> [やること]: 下の「分析する文章」で、先生が病気に対して受けたり併用したりした治療として名前が出てくるものを、すべて挙げてください。

> [分析する文章]:
____

享年64才。我々の勉強会中国医学鍼灸研究会「霊枢2001」の会長でした。
先生との生前からの約束で、葬儀委員長を勤めさせていただきました。
ご会葬下さった皆様方、お忙しい中、誠にありがとうございました。
弔辞の中で、お伝えしきれなかった事がありますので、ブログを通してお話しさせていただきたいと思います。
 
昨年の暮れ頃より臍のゴマをとってお臍が膿んだということで、お酒も控え気味でした。
それでも勉強会には欠かさず参加しており、我々周りの人間も心配はしていませんでした。
今年に入り、まだ治らないということで少しまずいなと本人も考え始めたところ3月になり、腹水が溜まり、初めて本格的な検査を受けました。
癌マーカーが上がっておりました。しかし、場所の特定が出来ないまま、抗癌剤の治療を開始することになりました。
東洋医学のことを大好きな先生にとっては、苦渋の決断であったと思います。 
腹水が溜まるという、生活に差しつかえのある症状がなければ、おそらく抗癌剤治療を断っていたことでしょう。しかし、このときすでにステージ5で、余命9ケ月と家族の者には申し伝えがありました。
抗癌剤の治療を受けながら、中国の漢方で抗癌作用が強力といわれる天仙液、お灸などの東洋医学を併用しながら、短い闘病生活がここから始まりました。しかし、病状は日に日に悪化し、腹水は溜まりつづけ、一日に何リットルと抜かなければならない状態が続き、人とも会うことを控えるようになりました。この状況の中、周囲の方には先生の意向で本当のことをなるべく隠しておりました。それはなぜかというと、人から心配されたり、弱い所を人に見せるのが苦手だったからだと思います。

20代半ばでベーチェット病のため失明しながらも、前向きに立ち上がり、ポジティブに人生を生き抜いてきた先生でした。 
「常に人の事を思いやり、心配していた人間」だったので、その逆は苦手だったのだと思います。私とも調子の良い時しか会ってもらえませんでした。 自分が笑顔で人と会える時しか人と会いたくなかったのでしょう。そして、ニコニコしながら「そうなんか~」と言って、人の話を聞くのが好きな人でした。 自分の悩みやグチは話さない人でした。

先生本人は元気になってから皆さんにまた会うつもりで最後まで頑張っていました。
このような事情もあり、病気のことを伏せたままにしていたことを、ご理解いただければ幸いです。


追伸:闘病中、副作用の痛みできつそうでしたが、奥さんに自宅で見守られながら
私としてはとても幸せに見えました。

____

> [記録の抜粋]:
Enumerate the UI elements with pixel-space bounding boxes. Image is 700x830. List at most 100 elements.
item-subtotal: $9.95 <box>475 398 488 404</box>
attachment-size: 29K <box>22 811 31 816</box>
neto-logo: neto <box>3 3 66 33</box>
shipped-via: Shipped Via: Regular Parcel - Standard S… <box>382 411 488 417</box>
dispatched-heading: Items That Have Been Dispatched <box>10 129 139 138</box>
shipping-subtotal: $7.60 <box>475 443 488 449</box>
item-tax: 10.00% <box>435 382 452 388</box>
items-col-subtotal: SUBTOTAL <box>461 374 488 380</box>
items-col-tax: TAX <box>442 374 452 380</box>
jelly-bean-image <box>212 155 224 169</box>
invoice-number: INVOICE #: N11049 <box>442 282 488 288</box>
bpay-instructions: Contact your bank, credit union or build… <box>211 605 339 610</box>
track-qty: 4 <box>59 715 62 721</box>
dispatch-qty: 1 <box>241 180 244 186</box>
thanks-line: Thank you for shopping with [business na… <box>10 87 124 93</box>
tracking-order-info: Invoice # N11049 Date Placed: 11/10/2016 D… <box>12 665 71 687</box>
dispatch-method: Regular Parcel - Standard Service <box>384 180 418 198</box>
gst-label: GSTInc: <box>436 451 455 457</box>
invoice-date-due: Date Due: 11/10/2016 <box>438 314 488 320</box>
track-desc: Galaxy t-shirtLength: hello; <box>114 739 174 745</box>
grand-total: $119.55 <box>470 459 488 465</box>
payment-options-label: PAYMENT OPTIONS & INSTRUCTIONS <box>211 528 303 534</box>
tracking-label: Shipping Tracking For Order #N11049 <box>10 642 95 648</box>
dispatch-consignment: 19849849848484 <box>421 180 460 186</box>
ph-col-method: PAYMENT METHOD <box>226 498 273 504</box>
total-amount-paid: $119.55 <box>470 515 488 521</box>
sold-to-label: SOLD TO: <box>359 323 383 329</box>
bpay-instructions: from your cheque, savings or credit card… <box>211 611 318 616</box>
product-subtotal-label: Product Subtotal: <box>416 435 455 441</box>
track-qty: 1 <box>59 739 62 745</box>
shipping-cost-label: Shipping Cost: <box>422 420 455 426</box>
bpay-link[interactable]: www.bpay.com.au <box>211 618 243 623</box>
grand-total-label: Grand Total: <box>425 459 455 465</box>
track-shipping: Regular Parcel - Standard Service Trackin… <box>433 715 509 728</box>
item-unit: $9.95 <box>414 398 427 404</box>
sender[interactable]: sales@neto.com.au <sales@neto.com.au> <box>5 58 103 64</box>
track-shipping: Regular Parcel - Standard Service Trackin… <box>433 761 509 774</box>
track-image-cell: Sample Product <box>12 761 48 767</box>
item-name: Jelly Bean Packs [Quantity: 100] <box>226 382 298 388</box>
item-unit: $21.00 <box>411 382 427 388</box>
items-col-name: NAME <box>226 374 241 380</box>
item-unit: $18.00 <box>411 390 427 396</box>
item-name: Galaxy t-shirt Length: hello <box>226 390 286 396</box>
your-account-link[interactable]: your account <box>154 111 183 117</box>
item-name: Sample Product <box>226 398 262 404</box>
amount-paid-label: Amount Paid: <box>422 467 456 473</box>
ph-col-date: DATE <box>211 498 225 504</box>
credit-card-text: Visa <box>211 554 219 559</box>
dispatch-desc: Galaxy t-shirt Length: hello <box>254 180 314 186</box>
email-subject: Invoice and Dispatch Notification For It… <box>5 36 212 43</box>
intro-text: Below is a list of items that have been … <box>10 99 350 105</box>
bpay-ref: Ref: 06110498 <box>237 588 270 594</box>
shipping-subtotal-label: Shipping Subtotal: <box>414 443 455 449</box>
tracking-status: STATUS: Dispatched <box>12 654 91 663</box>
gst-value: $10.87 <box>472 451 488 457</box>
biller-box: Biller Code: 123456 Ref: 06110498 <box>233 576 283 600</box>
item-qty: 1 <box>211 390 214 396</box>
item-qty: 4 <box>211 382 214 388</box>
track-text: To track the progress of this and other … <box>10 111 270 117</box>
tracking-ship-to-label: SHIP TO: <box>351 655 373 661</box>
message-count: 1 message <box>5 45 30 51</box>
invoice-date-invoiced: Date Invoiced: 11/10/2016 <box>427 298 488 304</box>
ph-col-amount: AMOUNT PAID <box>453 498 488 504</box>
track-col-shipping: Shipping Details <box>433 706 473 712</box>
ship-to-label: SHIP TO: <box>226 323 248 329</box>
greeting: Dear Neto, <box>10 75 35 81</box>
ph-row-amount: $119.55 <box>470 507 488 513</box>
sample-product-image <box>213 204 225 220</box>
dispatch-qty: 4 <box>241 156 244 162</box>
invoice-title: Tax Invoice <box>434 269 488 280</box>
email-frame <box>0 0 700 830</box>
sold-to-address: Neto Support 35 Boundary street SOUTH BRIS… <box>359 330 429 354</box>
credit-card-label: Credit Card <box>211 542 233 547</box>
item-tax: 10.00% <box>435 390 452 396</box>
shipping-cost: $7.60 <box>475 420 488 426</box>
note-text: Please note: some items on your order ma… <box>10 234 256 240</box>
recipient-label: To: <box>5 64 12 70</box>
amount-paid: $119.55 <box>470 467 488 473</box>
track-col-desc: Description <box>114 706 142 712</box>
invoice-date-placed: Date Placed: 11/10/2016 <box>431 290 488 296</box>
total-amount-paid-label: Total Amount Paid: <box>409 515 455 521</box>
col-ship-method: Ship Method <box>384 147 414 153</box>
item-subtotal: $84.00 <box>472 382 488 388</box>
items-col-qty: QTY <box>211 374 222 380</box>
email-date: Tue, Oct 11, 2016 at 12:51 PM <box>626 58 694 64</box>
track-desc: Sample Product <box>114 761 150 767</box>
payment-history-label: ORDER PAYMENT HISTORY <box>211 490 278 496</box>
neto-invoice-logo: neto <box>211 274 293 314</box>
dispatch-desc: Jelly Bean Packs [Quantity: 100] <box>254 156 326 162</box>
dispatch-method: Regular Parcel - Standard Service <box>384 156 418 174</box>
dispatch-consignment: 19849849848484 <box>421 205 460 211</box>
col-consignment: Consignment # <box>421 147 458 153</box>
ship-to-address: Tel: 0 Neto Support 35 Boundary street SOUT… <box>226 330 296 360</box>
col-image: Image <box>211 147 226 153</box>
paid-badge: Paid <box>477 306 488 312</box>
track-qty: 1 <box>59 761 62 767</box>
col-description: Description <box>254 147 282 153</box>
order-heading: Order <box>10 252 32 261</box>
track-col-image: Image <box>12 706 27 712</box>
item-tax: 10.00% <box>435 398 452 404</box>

____

> [回答]: 抗癌剤の治療、天仙液、お灸